Reproduce the data that follows in its entirety, character for character.
====== INFORMATION GIVEN
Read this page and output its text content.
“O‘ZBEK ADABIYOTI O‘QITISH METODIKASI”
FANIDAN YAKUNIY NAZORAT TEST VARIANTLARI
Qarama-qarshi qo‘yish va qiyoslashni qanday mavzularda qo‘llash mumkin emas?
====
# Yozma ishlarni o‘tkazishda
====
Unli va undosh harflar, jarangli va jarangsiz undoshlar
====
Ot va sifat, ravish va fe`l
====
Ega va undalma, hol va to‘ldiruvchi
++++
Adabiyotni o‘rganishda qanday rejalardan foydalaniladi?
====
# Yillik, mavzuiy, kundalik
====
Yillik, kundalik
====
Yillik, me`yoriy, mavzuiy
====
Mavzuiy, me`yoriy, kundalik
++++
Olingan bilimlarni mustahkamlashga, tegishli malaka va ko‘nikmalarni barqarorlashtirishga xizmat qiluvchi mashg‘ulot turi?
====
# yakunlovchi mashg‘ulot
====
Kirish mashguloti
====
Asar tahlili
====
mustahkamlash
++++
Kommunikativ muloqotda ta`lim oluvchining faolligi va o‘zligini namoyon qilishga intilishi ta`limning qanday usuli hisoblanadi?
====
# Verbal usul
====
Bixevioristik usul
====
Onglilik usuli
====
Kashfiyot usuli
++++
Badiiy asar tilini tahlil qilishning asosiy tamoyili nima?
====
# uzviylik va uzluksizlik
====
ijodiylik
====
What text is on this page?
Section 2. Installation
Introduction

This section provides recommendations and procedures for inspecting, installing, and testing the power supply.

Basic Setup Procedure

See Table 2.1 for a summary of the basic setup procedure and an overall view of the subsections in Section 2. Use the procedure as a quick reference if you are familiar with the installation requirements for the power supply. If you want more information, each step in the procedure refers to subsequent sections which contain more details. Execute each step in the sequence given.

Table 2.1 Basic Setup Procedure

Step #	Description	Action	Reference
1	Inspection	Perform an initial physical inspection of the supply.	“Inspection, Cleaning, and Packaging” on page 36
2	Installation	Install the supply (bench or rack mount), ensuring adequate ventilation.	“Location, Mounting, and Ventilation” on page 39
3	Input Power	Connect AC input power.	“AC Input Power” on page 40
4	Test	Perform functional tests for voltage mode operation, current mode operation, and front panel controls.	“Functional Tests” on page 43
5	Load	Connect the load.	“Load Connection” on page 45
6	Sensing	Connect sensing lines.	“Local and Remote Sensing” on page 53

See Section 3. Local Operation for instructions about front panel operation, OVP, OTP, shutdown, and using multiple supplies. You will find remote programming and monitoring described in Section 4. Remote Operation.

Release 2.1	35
============
ANSWER TO THIS TASK
Read this page and output its text content.
“O‘ZBEK ADABIYOTI O‘QITISH METODIKASI”
FANIDAN YAKUNIY NAZORAT TEST VARIANTLARI
Qarama-qarshi qo‘yish va qiyoslashni qanday mavzularda qo‘llash mumkin emas?
====
# Yozma ishlarni o‘tkazishda
====
Unli va undosh harflar, jarangli va jarangsiz undoshlar
====
Ot va sifat, ravish va fe`l
====
Ega va undalma, hol va to‘ldiruvchi
++++
Adabiyotni o‘rganishda qanday rejalardan foydalaniladi?
====
# Yillik, mavzuiy, kundalik
====
Yillik, kundalik
====
Yillik, me`yoriy, mavzuiy
====
Mavzuiy, me`yoriy, kundalik
++++
Olingan bilimlarni mustahkamlashga, tegishli malaka va ko‘nikmalarni barqarorlashtirishga xizmat qiluvchi mashg‘ulot turi?
====
# yakunlovchi mashg‘ulot
====
Kirish mashguloti
====
Asar tahlili
====
mustahkamlash
++++
Kommunikativ muloqotda ta`lim oluvchining faolligi va o‘zligini namoyon qilishga intilishi ta`limning qanday usuli hisoblanadi?
====
# Verbal usul
====
Bixevioristik usul
====
Onglilik usuli
====
Kashfiyot usuli
++++
Badiiy asar tilini tahlil qilishning asosiy tamoyili nima?
====
# uzviylik va uzluksizlik
====
ijodiylik
====
What text is on this page?
Section 2. Installation
Introduction

This section provides recommendations and procedures for inspecting, installing, and testing the power supply.

Basic Setup Procedure

See Table 2.1 for a summary of the basic setup procedure and an overall view of the subsections in Section 2. Use the procedure as a quick reference if you are familiar with the installation requirements for the power supply. If you want more information, each step in the procedure refers to subsequent sections which contain more details. Execute each step in the sequence given.

Table 2.1 Basic Setup Procedure

Step #	Description	Action	Reference
1	Inspection	Perform an initial physical inspection of the supply.	“Inspection, Cleaning, and Packaging” on page 36
2	Installation	Install the supply (bench or rack mount), ensuring adequate ventilation.	“Location, Mounting, and Ventilation” on page 39
3	Input Power	Connect AC input power.	“AC Input Power” on page 40
4	Test	Perform functional tests for voltage mode operation, current mode operation, and front panel controls.	“Functional Tests” on page 43
5	Load	Connect the load.	“Load Connection” on page 45
6	Sensing	Connect sensing lines.	“Local and Remote Sensing” on page 53

See Section 3. Local Operation for instructions about front panel operation, OVP, OTP, shutdown, and using multiple supplies. You will find remote programming and monitoring described in Section 4. Remote Operation.

Release 2.1	35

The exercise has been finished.